**TO DO:** Restate the records below word for word, and omit the images they hold.

**DATA PROVIDED:**
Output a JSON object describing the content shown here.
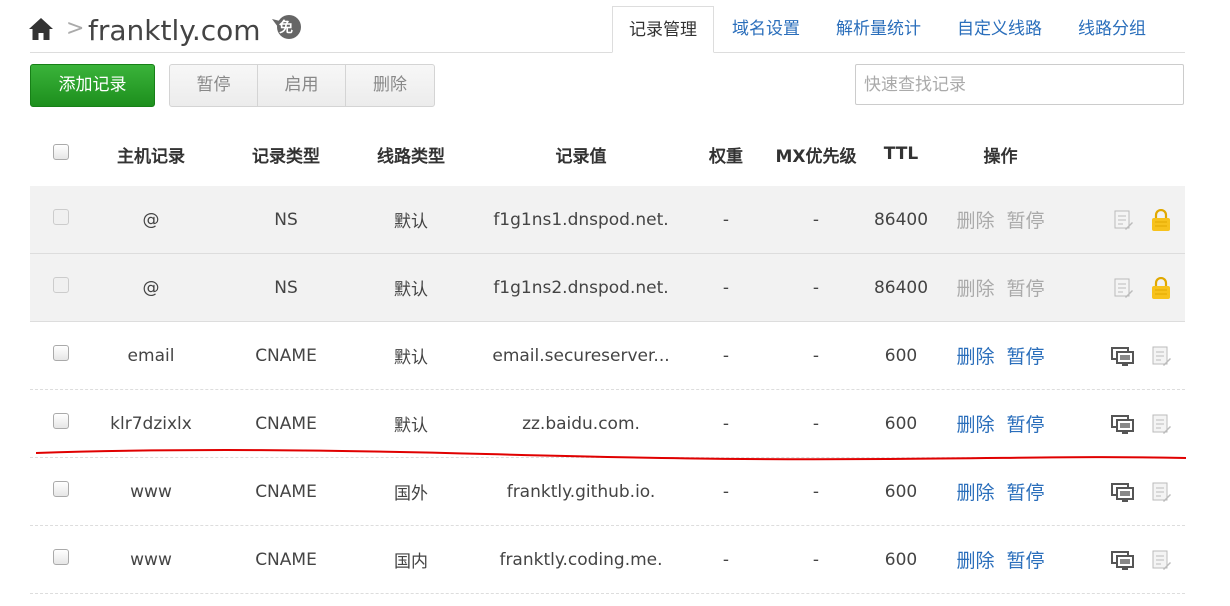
{
  "header": {
    "domain": "franktly.com",
    "crumb_separator": ">",
    "badge": "免"
  },
  "tabs": [
    {
      "label": "记录管理",
      "active": true
    },
    {
      "label": "域名设置",
      "active": false
    },
    {
      "label": "解析量统计",
      "active": false
    },
    {
      "label": "自定义线路",
      "active": false
    },
    {
      "label": "线路分组",
      "active": false
    }
  ],
  "toolbar": {
    "add_label": "添加记录",
    "pause_label": "暂停",
    "enable_label": "启用",
    "delete_label": "删除",
    "search_placeholder": "快速查找记录"
  },
  "table": {
    "headers": {
      "host": "主机记录",
      "type": "记录类型",
      "line": "线路类型",
      "value": "记录值",
      "weight": "权重",
      "mx": "MX优先级",
      "ttl": "TTL",
      "ops": "操作"
    },
    "rows": [
      {
        "host": "@",
        "type": "NS",
        "line": "默认",
        "value": "f1g1ns1.dnspod.net.",
        "weight": "-",
        "mx": "-",
        "ttl": "86400",
        "del": "删除",
        "pause": "暂停",
        "system": true
      },
      {
        "host": "@",
        "type": "NS",
        "line": "默认",
        "value": "f1g1ns2.dnspod.net.",
        "weight": "-",
        "mx": "-",
        "ttl": "86400",
        "del": "删除",
        "pause": "暂停",
        "system": true
      },
      {
        "host": "email",
        "type": "CNAME",
        "line": "默认",
        "value": "email.secureserver...",
        "weight": "-",
        "mx": "-",
        "ttl": "600",
        "del": "删除",
        "pause": "暂停",
        "system": false
      },
      {
        "host": "klr7dzixlx",
        "type": "CNAME",
        "line": "默认",
        "value": "zz.baidu.com.",
        "weight": "-",
        "mx": "-",
        "ttl": "600",
        "del": "删除",
        "pause": "暂停",
        "system": false
      },
      {
        "host": "www",
        "type": "CNAME",
        "line": "国外",
        "value": "franktly.github.io.",
        "weight": "-",
        "mx": "-",
        "ttl": "600",
        "del": "删除",
        "pause": "暂停",
        "system": false
      },
      {
        "host": "www",
        "type": "CNAME",
        "line": "国内",
        "value": "franktly.coding.me.",
        "weight": "-",
        "mx": "-",
        "ttl": "600",
        "del": "删除",
        "pause": "暂停",
        "system": false
      }
    ]
  },
  "icons": {
    "home": "home-icon",
    "badge": "free-badge-icon",
    "note": "note-icon",
    "lock": "lock-icon",
    "monitor": "monitor-icon"
  },
  "colors": {
    "link": "#2a6ebb",
    "add_button": "#1d8f1d",
    "lock": "#f0b400",
    "annotation": "#e00000"
  }
}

**EXERCISE RESPONSE:**
Output a JSON object describing the content shown here.
{
  "header": {
    "domain": "franktly.com",
    "crumb_separator": ">",
    "badge": "免"
  },
  "tabs": [
    {
      "label": "记录管理",
      "active": true
    },
    {
      "label": "域名设置",
      "active": false
    },
    {
      "label": "解析量统计",
      "active": false
    },
    {
      "label": "自定义线路",
      "active": false
    },
    {
      "label": "线路分组",
      "active": false
    }
  ],
  "toolbar": {
    "add_label": "添加记录",
    "pause_label": "暂停",
    "enable_label": "启用",
    "delete_label": "删除",
    "search_placeholder": "快速查找记录"
  },
  "table": {
    "headers": {
      "host": "主机记录",
      "type": "记录类型",
      "line": "线路类型",
      "value": "记录值",
      "weight": "权重",
      "mx": "MX优先级",
      "ttl": "TTL",
      "ops": "操作"
    },
    "rows": [
      {
        "host": "@",
        "type": "NS",
        "line": "默认",
        "value": "f1g1ns1.dnspod.net.",
        "weight": "-",
        "mx": "-",
        "ttl": "86400",
        "del": "删除",
        "pause": "暂停",
        "system": true
      },
      {
        "host": "@",
        "type": "NS",
        "line": "默认",
        "value": "f1g1ns2.dnspod.net.",
        "weight": "-",
        "mx": "-",
        "ttl": "86400",
        "del": "删除",
        "pause": "暂停",
        "system": true
      },
      {
        "host": "email",
        "type": "CNAME",
        "line": "默认",
        "value": "email.secureserver...",
        "weight": "-",
        "mx": "-",
        "ttl": "600",
        "del": "删除",
        "pause": "暂停",
        "system": false
      },
      {
        "host": "klr7dzixlx",
        "type": "CNAME",
        "line": "默认",
        "value": "zz.baidu.com.",
        "weight": "-",
        "mx": "-",
        "ttl": "600",
        "del": "删除",
        "pause": "暂停",
        "system": false
      },
      {
        "host": "www",
        "type": "CNAME",
        "line": "国外",
        "value": "franktly.github.io.",
        "weight": "-",
        "mx": "-",
        "ttl": "600",
        "del": "删除",
        "pause": "暂停",
        "system": false
      },
      {
        "host": "www",
        "type": "CNAME",
        "line": "国内",
        "value": "franktly.coding.me.",
        "weight": "-",
        "mx": "-",
        "ttl": "600",
        "del": "删除",
        "pause": "暂停",
        "system": false
      }
    ]
  },
  "icons": {
    "home": "home-icon",
    "badge": "free-badge-icon",
    "note": "note-icon",
    "lock": "lock-icon",
    "monitor": "monitor-icon"
  },
  "colors": {
    "link": "#2a6ebb",
    "add_button": "#1d8f1d",
    "lock": "#f0b400",
    "annotation": "#e00000"
  }
}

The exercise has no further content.